● **Exercise input**:
====
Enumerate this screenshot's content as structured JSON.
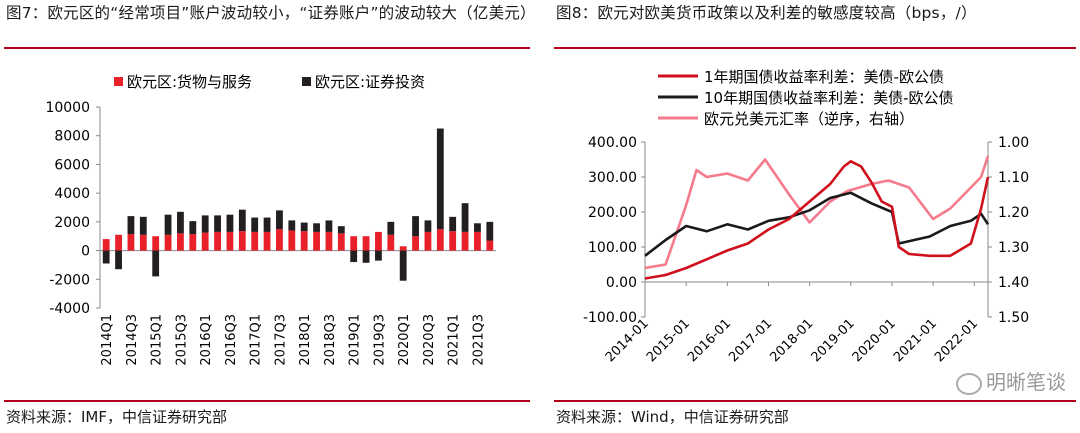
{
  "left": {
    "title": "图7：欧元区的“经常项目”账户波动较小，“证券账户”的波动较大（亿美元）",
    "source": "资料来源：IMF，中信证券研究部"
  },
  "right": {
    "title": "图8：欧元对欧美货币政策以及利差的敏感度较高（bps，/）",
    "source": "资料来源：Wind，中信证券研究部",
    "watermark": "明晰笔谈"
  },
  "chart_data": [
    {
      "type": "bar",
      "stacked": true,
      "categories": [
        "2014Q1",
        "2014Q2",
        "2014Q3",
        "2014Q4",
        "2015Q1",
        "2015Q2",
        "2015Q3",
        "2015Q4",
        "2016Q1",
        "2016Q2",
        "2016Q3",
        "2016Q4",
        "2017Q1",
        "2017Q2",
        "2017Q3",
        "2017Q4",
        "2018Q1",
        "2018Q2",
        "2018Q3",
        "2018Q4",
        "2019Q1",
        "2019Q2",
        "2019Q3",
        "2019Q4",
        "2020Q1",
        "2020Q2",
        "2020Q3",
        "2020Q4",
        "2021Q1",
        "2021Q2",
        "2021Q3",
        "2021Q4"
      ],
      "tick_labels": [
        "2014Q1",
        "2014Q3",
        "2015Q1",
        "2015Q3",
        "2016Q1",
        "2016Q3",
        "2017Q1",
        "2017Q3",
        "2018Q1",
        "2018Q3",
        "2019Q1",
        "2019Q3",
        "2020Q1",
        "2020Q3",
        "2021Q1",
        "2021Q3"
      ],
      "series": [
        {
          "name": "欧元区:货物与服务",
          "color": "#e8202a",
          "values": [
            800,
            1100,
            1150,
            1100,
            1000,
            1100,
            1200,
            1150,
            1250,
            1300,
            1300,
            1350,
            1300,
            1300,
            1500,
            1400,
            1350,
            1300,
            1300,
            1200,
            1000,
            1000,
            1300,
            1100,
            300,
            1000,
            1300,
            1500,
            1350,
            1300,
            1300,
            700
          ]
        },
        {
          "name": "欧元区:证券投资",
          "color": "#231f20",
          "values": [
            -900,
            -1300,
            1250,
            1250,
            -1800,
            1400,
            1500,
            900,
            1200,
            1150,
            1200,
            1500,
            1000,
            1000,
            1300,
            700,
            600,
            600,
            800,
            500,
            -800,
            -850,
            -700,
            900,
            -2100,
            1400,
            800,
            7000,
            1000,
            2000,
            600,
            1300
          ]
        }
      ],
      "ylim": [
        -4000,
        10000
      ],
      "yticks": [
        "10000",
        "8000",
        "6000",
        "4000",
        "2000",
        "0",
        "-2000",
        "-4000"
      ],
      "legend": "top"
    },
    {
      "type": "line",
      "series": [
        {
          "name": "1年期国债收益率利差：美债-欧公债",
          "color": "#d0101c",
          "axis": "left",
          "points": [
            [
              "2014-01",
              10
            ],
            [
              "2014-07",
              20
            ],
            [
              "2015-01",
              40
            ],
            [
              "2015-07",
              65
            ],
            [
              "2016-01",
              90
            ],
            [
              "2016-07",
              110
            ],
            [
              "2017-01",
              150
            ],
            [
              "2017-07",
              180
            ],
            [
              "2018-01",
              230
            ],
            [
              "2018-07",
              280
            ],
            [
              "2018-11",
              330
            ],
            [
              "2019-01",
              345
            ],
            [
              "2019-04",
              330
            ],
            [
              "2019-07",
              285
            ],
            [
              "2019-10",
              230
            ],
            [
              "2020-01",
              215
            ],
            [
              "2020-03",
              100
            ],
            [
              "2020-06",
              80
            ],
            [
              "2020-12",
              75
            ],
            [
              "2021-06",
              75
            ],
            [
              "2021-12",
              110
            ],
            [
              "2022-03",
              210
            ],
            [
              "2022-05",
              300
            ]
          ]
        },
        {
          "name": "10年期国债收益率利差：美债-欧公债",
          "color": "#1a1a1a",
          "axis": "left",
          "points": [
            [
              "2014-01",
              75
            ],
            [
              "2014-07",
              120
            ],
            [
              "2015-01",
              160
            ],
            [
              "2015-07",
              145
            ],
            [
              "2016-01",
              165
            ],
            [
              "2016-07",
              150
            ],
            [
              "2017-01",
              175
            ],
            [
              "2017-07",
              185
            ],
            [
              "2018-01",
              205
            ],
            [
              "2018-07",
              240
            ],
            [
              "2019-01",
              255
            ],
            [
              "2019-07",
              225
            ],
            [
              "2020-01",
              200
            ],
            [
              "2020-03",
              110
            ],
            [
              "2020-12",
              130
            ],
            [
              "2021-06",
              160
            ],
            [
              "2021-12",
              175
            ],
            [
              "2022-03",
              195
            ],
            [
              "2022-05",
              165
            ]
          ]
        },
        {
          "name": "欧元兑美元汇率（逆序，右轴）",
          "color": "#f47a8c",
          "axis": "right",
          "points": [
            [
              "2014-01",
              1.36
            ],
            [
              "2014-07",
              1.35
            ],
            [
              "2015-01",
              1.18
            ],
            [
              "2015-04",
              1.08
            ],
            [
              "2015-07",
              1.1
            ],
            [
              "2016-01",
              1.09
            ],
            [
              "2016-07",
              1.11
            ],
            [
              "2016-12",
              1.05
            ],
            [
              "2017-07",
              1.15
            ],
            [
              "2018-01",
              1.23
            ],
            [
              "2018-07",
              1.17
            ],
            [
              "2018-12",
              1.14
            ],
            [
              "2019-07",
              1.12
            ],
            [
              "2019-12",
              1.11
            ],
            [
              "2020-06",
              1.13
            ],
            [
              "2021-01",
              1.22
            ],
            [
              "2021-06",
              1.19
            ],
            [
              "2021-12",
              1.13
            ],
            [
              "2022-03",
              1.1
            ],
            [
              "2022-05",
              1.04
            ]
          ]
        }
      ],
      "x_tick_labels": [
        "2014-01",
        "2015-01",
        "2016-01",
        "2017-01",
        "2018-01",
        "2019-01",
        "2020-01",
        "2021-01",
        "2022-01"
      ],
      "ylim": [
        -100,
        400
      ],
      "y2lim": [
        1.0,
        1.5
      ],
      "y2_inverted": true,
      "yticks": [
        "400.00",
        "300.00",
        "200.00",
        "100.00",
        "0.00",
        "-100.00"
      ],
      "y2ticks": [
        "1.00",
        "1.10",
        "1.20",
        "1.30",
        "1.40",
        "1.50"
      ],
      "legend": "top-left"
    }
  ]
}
====
● **Instructions to follow**: Each entry gets copied exactly; the pictures stay out.

● **Written solution**:
Enumerate this screenshot's content as structured JSON.
{
  "left": {
    "title": "图7：欧元区的“经常项目”账户波动较小，“证券账户”的波动较大（亿美元）",
    "source": "资料来源：IMF，中信证券研究部"
  },
  "right": {
    "title": "图8：欧元对欧美货币政策以及利差的敏感度较高（bps，/）",
    "source": "资料来源：Wind，中信证券研究部",
    "watermark": "明晰笔谈"
  },
  "chart_data": [
    {
      "type": "bar",
      "stacked": true,
      "categories": [
        "2014Q1",
        "2014Q2",
        "2014Q3",
        "2014Q4",
        "2015Q1",
        "2015Q2",
        "2015Q3",
        "2015Q4",
        "2016Q1",
        "2016Q2",
        "2016Q3",
        "2016Q4",
        "2017Q1",
        "2017Q2",
        "2017Q3",
        "2017Q4",
        "2018Q1",
        "2018Q2",
        "2018Q3",
        "2018Q4",
        "2019Q1",
        "2019Q2",
        "2019Q3",
        "2019Q4",
        "2020Q1",
        "2020Q2",
        "2020Q3",
        "2020Q4",
        "2021Q1",
        "2021Q2",
        "2021Q3",
        "2021Q4"
      ],
      "tick_labels": [
        "2014Q1",
        "2014Q3",
        "2015Q1",
        "2015Q3",
        "2016Q1",
        "2016Q3",
        "2017Q1",
        "2017Q3",
        "2018Q1",
        "2018Q3",
        "2019Q1",
        "2019Q3",
        "2020Q1",
        "2020Q3",
        "2021Q1",
        "2021Q3"
      ],
      "series": [
        {
          "name": "欧元区:货物与服务",
          "color": "#e8202a",
          "values": [
            800,
            1100,
            1150,
            1100,
            1000,
            1100,
            1200,
            1150,
            1250,
            1300,
            1300,
            1350,
            1300,
            1300,
            1500,
            1400,
            1350,
            1300,
            1300,
            1200,
            1000,
            1000,
            1300,
            1100,
            300,
            1000,
            1300,
            1500,
            1350,
            1300,
            1300,
            700
          ]
        },
        {
          "name": "欧元区:证券投资",
          "color": "#231f20",
          "values": [
            -900,
            -1300,
            1250,
            1250,
            -1800,
            1400,
            1500,
            900,
            1200,
            1150,
            1200,
            1500,
            1000,
            1000,
            1300,
            700,
            600,
            600,
            800,
            500,
            -800,
            -850,
            -700,
            900,
            -2100,
            1400,
            800,
            7000,
            1000,
            2000,
            600,
            1300
          ]
        }
      ],
      "ylim": [
        -4000,
        10000
      ],
      "yticks": [
        "10000",
        "8000",
        "6000",
        "4000",
        "2000",
        "0",
        "-2000",
        "-4000"
      ],
      "legend": "top"
    },
    {
      "type": "line",
      "series": [
        {
          "name": "1年期国债收益率利差：美债-欧公债",
          "color": "#d0101c",
          "axis": "left",
          "points": [
            [
              "2014-01",
              10
            ],
            [
              "2014-07",
              20
            ],
            [
              "2015-01",
              40
            ],
            [
              "2015-07",
              65
            ],
            [
              "2016-01",
              90
            ],
            [
              "2016-07",
              110
            ],
            [
              "2017-01",
              150
            ],
            [
              "2017-07",
              180
            ],
            [
              "2018-01",
              230
            ],
            [
              "2018-07",
              280
            ],
            [
              "2018-11",
              330
            ],
            [
              "2019-01",
              345
            ],
            [
              "2019-04",
              330
            ],
            [
              "2019-07",
              285
            ],
            [
              "2019-10",
              230
            ],
            [
              "2020-01",
              215
            ],
            [
              "2020-03",
              100
            ],
            [
              "2020-06",
              80
            ],
            [
              "2020-12",
              75
            ],
            [
              "2021-06",
              75
            ],
            [
              "2021-12",
              110
            ],
            [
              "2022-03",
              210
            ],
            [
              "2022-05",
              300
            ]
          ]
        },
        {
          "name": "10年期国债收益率利差：美债-欧公债",
          "color": "#1a1a1a",
          "axis": "left",
          "points": [
            [
              "2014-01",
              75
            ],
            [
              "2014-07",
              120
            ],
            [
              "2015-01",
              160
            ],
            [
              "2015-07",
              145
            ],
            [
              "2016-01",
              165
            ],
            [
              "2016-07",
              150
            ],
            [
              "2017-01",
              175
            ],
            [
              "2017-07",
              185
            ],
            [
              "2018-01",
              205
            ],
            [
              "2018-07",
              240
            ],
            [
              "2019-01",
              255
            ],
            [
              "2019-07",
              225
            ],
            [
              "2020-01",
              200
            ],
            [
              "2020-03",
              110
            ],
            [
              "2020-12",
              130
            ],
            [
              "2021-06",
              160
            ],
            [
              "2021-12",
              175
            ],
            [
              "2022-03",
              195
            ],
            [
              "2022-05",
              165
            ]
          ]
        },
        {
          "name": "欧元兑美元汇率（逆序，右轴）",
          "color": "#f47a8c",
          "axis": "right",
          "points": [
            [
              "2014-01",
              1.36
            ],
            [
              "2014-07",
              1.35
            ],
            [
              "2015-01",
              1.18
            ],
            [
              "2015-04",
              1.08
            ],
            [
              "2015-07",
              1.1
            ],
            [
              "2016-01",
              1.09
            ],
            [
              "2016-07",
              1.11
            ],
            [
              "2016-12",
              1.05
            ],
            [
              "2017-07",
              1.15
            ],
            [
              "2018-01",
              1.23
            ],
            [
              "2018-07",
              1.17
            ],
            [
              "2018-12",
              1.14
            ],
            [
              "2019-07",
              1.12
            ],
            [
              "2019-12",
              1.11
            ],
            [
              "2020-06",
              1.13
            ],
            [
              "2021-01",
              1.22
            ],
            [
              "2021-06",
              1.19
            ],
            [
              "2021-12",
              1.13
            ],
            [
              "2022-03",
              1.1
            ],
            [
              "2022-05",
              1.04
            ]
          ]
        }
      ],
      "x_tick_labels": [
        "2014-01",
        "2015-01",
        "2016-01",
        "2017-01",
        "2018-01",
        "2019-01",
        "2020-01",
        "2021-01",
        "2022-01"
      ],
      "ylim": [
        -100,
        400
      ],
      "y2lim": [
        1.0,
        1.5
      ],
      "y2_inverted": true,
      "yticks": [
        "400.00",
        "300.00",
        "200.00",
        "100.00",
        "0.00",
        "-100.00"
      ],
      "y2ticks": [
        "1.00",
        "1.10",
        "1.20",
        "1.30",
        "1.40",
        "1.50"
      ],
      "legend": "top-left"
    }
  ]
}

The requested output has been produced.